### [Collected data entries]
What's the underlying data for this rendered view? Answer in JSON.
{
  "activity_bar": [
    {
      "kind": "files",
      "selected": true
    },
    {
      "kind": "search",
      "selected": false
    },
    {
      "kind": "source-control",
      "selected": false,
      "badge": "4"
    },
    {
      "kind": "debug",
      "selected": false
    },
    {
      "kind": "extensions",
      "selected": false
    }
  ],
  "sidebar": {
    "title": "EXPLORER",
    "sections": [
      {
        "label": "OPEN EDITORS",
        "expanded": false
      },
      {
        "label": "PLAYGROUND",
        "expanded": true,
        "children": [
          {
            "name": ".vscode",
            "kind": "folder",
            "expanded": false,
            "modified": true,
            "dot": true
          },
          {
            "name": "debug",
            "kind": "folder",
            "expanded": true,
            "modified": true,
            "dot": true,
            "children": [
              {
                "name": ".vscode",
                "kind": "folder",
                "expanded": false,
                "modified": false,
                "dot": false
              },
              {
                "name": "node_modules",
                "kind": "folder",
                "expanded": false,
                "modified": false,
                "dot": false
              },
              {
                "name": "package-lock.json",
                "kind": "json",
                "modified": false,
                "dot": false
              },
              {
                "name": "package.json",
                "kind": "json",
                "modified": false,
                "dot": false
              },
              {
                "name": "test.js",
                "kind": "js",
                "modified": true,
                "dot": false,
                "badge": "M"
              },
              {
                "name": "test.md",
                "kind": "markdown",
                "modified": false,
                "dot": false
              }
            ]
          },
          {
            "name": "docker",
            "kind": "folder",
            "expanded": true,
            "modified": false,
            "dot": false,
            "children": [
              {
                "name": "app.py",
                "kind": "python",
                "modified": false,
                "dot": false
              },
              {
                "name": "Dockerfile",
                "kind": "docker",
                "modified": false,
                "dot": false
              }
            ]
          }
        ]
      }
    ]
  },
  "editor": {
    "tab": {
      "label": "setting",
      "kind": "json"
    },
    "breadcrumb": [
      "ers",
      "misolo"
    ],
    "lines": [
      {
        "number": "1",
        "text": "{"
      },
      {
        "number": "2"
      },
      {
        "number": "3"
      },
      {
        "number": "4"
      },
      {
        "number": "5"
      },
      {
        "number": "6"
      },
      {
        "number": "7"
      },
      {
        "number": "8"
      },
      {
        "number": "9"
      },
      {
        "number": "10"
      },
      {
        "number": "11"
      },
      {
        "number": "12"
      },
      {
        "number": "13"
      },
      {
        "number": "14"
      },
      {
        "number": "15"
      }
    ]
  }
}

### [GIVEN EXERCISE]
Collect the lines of the records that include the string "expanded".

### [WRITTEN SOLUTION]
        "expanded": false
        "expanded": true,
            "expanded": false,
            "expanded": true,
                "expanded": false,
                "expanded": false,
            "expanded": true,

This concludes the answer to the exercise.